* START Data shown *
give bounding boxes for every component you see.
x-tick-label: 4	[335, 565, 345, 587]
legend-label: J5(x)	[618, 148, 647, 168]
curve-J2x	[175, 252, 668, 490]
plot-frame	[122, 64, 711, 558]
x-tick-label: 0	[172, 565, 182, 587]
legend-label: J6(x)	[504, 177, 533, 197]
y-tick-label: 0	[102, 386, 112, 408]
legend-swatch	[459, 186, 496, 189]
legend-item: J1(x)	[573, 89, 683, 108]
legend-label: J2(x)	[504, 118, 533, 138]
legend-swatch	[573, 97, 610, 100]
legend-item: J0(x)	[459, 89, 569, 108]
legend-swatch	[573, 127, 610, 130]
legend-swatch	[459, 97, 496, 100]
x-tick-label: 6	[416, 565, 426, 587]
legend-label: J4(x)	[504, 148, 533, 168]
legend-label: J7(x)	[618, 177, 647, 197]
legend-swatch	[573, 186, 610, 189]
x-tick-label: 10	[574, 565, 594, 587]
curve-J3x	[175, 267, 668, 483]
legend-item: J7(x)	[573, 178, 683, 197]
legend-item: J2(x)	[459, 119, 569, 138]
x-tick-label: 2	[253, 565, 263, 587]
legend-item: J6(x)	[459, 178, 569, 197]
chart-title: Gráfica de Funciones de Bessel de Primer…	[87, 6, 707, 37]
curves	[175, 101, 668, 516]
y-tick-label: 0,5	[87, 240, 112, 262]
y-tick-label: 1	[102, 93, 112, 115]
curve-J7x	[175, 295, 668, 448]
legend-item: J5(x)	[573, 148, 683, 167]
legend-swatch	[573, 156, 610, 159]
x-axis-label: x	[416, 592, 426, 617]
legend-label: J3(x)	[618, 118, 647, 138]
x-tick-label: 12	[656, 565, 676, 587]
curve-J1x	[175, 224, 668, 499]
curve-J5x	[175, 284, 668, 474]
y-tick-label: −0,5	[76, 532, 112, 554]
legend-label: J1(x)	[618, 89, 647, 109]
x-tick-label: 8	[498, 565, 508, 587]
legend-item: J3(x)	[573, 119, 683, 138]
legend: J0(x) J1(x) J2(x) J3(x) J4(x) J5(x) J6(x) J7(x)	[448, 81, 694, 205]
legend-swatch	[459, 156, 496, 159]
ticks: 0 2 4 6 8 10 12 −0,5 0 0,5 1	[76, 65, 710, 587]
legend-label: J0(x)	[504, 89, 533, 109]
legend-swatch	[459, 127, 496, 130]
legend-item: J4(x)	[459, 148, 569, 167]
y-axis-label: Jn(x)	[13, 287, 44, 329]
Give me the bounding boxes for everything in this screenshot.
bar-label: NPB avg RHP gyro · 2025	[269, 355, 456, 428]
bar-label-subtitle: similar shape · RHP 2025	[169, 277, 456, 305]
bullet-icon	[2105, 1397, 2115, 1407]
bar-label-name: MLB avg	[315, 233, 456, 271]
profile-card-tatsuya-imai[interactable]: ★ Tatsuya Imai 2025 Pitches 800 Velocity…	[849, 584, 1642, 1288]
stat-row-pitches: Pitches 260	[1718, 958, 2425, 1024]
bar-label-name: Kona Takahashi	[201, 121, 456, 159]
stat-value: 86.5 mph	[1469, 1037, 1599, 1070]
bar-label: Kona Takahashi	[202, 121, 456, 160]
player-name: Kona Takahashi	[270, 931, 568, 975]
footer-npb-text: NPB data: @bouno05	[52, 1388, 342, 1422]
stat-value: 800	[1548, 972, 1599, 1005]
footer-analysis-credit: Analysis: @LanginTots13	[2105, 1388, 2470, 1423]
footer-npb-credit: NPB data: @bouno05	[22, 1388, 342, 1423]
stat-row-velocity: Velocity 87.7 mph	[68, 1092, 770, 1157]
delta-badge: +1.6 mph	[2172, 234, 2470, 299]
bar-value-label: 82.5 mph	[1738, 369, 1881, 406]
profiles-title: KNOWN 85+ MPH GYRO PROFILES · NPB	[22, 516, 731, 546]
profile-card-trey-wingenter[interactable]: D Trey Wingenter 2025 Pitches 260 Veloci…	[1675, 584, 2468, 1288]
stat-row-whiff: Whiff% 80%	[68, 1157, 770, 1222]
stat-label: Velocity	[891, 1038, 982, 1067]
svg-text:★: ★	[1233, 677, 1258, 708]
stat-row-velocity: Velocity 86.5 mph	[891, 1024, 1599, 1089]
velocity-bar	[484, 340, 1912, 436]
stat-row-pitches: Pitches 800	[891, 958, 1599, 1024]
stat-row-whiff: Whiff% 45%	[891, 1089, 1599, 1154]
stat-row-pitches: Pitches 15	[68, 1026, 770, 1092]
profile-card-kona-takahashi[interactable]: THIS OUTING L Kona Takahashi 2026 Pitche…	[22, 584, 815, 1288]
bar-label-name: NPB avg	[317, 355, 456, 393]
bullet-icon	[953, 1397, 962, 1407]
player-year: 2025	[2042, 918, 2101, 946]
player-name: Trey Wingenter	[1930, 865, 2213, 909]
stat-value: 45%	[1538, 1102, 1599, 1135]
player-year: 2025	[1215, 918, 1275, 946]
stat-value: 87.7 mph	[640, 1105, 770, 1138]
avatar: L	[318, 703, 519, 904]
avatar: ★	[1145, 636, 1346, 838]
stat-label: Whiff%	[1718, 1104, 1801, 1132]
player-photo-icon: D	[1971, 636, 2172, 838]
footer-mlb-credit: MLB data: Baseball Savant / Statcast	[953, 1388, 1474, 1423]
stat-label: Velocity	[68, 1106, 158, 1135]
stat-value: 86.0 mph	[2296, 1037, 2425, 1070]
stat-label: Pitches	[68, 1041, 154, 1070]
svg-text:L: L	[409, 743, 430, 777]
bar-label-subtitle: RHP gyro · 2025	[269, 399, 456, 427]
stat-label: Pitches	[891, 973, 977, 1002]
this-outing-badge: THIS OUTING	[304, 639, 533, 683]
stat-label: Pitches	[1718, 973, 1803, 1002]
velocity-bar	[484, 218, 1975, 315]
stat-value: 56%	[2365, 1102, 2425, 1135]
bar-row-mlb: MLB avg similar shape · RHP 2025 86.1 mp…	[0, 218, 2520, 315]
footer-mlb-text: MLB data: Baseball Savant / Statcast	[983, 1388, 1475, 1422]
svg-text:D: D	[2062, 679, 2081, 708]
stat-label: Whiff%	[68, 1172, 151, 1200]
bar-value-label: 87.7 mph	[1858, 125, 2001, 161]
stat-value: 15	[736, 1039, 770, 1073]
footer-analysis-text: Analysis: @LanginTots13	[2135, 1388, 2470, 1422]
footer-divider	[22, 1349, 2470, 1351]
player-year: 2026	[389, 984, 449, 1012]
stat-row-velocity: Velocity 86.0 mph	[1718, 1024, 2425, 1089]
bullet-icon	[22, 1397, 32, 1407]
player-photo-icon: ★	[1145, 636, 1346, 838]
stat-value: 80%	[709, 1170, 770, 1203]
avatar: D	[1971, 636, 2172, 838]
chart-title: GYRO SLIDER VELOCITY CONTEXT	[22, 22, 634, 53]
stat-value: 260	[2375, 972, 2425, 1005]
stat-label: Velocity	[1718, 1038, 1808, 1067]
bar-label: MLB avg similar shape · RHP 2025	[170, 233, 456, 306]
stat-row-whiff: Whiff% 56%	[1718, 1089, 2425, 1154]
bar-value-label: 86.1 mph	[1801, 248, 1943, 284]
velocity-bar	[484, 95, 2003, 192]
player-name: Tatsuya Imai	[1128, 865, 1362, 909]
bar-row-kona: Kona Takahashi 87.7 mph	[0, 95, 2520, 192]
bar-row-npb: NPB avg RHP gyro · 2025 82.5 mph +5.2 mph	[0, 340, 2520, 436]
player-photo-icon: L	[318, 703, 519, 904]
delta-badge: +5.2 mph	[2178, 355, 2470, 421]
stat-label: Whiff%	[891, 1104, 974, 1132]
* END Data shown *
Put everything from the start of the entries down to the line containing "186, 496, 189]" into a Markdown table with the columns Row and Content. Number each row and leave out any blank lines.

#### [Finished task]
| Row | Content |
|---|---|
| 1 | give bounding boxes for every component you see. |
| 2 | x-tick-label: 4	[335, 565, 345, 587] |
| 3 | legend-label: J5(x)	[618, 148, 647, 168] |
| 4 | curve-J2x	[175, 252, 668, 490] |
| 5 | plot-frame	[122, 64, 711, 558] |
| 6 | x-tick-label: 0	[172, 565, 182, 587] |
| 7 | legend-label: J6(x)	[504, 177, 533, 197] |
| 8 | y-tick-label: 0	[102, 386, 112, 408] |
| 9 | legend-swatch	[459, 186, 496, 189] |